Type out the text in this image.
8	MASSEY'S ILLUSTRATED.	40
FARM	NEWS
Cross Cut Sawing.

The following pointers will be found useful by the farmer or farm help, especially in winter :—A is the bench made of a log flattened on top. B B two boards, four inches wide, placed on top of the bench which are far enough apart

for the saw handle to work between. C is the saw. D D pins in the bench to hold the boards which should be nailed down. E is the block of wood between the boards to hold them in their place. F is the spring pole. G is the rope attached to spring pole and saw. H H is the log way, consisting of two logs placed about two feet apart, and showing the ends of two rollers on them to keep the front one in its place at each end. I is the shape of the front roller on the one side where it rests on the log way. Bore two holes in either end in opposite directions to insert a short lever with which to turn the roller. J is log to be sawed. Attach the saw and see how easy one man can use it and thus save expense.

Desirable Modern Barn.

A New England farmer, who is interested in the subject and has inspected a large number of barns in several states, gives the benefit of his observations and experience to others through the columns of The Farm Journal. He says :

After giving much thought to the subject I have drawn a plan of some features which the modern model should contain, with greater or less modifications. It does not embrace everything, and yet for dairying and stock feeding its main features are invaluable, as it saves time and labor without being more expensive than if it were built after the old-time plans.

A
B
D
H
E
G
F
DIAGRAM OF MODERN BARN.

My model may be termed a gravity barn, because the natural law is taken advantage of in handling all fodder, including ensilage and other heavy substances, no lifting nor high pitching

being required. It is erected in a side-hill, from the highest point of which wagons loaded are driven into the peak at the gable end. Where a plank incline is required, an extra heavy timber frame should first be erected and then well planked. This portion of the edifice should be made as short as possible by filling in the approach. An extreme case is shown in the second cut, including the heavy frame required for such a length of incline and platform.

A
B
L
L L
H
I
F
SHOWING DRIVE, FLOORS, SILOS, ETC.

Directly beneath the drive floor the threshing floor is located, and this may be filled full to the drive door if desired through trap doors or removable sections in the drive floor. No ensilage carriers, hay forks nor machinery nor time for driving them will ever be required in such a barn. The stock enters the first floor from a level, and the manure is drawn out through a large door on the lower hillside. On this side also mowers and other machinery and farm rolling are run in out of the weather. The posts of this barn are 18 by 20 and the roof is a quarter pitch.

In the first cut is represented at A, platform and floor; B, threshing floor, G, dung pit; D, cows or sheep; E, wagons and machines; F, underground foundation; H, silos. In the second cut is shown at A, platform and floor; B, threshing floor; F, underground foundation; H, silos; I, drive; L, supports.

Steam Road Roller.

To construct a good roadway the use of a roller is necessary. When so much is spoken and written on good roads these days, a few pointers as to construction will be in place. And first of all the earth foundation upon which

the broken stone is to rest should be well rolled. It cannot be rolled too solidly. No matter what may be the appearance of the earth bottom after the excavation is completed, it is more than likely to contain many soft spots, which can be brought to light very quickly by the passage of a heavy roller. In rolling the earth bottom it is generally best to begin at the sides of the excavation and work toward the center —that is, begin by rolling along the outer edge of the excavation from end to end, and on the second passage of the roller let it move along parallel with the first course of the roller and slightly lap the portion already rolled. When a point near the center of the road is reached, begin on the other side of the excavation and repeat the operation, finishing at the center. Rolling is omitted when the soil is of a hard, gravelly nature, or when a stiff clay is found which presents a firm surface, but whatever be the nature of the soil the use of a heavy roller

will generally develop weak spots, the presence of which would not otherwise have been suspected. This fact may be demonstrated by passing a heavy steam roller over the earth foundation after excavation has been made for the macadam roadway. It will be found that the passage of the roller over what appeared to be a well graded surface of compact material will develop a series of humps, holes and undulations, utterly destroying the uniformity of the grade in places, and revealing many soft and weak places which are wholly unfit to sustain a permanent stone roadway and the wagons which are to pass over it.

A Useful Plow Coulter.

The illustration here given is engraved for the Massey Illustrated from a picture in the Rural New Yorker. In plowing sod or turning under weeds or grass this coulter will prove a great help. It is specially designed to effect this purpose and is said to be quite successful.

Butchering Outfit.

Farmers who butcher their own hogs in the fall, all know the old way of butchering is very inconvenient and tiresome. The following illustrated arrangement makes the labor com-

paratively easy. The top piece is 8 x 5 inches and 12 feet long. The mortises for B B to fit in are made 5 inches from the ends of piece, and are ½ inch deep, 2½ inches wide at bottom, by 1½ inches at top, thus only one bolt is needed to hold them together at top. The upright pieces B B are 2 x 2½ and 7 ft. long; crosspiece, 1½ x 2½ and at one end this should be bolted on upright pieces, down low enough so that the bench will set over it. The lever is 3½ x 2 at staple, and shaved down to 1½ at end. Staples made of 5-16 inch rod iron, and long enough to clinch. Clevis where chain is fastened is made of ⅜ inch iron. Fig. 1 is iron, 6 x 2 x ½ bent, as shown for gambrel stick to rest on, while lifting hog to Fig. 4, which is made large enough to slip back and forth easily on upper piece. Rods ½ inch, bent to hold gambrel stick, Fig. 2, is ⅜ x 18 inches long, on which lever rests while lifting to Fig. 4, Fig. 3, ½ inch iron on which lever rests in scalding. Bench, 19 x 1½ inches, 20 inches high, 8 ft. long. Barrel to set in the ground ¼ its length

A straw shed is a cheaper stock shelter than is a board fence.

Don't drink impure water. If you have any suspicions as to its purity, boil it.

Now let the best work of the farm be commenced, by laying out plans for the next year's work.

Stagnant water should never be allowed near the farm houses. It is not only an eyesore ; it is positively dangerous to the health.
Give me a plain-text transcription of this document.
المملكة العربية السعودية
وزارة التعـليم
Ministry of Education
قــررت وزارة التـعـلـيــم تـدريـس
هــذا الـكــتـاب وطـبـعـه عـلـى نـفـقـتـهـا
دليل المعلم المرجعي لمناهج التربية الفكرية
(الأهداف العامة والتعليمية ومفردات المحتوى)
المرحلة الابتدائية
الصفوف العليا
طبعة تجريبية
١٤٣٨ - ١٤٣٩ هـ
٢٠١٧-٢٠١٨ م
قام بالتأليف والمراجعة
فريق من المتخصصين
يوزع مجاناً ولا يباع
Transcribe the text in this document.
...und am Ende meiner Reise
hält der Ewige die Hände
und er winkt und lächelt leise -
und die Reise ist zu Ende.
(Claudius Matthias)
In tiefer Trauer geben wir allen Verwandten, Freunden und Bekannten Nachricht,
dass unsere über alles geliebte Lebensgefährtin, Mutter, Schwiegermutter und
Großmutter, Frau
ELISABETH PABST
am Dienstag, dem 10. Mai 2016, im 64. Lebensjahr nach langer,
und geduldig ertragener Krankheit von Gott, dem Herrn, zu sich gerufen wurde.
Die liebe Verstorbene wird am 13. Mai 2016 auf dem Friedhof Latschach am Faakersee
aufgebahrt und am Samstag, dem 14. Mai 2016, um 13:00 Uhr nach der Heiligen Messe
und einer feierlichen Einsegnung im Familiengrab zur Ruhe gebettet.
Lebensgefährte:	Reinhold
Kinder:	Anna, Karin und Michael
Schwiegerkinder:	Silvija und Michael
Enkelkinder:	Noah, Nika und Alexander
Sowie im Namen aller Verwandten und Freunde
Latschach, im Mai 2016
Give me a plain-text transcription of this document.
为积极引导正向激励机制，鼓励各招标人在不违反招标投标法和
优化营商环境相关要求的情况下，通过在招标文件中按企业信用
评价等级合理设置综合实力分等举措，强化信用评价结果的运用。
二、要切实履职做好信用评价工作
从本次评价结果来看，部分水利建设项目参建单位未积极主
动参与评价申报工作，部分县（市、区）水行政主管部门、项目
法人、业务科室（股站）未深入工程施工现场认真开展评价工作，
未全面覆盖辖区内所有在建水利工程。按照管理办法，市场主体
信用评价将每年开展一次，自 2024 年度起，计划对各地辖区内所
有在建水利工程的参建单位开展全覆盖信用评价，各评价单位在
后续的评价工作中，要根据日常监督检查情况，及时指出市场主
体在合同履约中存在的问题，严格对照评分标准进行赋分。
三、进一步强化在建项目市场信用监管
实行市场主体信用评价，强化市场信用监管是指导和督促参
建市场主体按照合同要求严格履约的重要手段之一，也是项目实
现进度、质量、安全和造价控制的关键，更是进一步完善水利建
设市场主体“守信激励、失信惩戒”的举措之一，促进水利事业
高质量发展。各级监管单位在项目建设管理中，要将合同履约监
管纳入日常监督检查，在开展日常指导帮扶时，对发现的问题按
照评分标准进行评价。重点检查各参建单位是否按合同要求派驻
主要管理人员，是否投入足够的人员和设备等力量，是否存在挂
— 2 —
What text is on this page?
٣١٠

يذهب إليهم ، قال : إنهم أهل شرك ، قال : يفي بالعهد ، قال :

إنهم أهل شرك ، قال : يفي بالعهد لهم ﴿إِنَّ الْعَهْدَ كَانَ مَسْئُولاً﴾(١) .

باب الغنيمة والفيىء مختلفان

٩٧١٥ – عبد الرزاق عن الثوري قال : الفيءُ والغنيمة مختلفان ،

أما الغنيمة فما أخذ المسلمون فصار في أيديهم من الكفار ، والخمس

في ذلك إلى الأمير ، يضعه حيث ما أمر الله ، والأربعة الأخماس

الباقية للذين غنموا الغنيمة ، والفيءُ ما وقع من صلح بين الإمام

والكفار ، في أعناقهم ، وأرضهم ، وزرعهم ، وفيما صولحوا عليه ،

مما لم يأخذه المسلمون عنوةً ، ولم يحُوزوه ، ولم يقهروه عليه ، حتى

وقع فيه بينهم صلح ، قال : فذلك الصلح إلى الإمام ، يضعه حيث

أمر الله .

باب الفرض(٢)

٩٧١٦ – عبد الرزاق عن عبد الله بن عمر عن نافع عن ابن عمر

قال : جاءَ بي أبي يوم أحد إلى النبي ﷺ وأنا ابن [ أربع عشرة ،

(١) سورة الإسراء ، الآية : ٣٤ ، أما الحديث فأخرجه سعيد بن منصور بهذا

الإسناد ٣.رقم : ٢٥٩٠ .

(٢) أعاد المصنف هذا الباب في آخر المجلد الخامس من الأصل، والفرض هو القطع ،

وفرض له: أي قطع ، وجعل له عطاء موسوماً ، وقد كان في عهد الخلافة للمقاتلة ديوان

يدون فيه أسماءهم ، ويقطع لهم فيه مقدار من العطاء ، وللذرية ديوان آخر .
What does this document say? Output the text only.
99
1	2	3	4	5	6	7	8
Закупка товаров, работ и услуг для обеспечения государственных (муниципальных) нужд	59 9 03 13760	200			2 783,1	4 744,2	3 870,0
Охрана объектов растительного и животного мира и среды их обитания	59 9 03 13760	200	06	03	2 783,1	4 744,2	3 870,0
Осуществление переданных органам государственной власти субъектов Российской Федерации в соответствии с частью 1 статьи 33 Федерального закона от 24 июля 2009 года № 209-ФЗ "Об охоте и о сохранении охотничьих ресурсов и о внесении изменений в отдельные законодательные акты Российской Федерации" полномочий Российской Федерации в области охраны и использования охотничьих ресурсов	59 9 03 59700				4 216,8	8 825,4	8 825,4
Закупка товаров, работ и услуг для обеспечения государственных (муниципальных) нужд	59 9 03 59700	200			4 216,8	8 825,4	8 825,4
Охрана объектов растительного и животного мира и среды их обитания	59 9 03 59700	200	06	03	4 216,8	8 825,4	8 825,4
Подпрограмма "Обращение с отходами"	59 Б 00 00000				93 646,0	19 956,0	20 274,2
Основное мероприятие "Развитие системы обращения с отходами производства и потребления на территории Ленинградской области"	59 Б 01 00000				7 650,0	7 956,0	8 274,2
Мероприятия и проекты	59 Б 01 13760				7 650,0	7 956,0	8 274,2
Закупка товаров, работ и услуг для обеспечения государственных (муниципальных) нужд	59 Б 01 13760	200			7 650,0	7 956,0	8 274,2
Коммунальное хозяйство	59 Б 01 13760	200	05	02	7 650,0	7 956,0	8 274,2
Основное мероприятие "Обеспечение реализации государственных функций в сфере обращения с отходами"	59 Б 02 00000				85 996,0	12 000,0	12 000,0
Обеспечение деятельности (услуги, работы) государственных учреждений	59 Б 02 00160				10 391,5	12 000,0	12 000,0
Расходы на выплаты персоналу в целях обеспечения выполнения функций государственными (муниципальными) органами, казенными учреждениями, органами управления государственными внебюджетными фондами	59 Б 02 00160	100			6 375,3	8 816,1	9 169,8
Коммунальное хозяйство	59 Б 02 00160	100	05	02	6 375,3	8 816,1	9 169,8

★ ★ ★ ★ ★ ★ ★

Task goal. Show every line that contains the word "text".

Solution below.
Type out the text in this image.
Give me a plain-text transcription of this document.
Transcribe the text in this document.
Give me a plain-text transcription of this document.
What text is on this page?
What does this document say? Output the text only.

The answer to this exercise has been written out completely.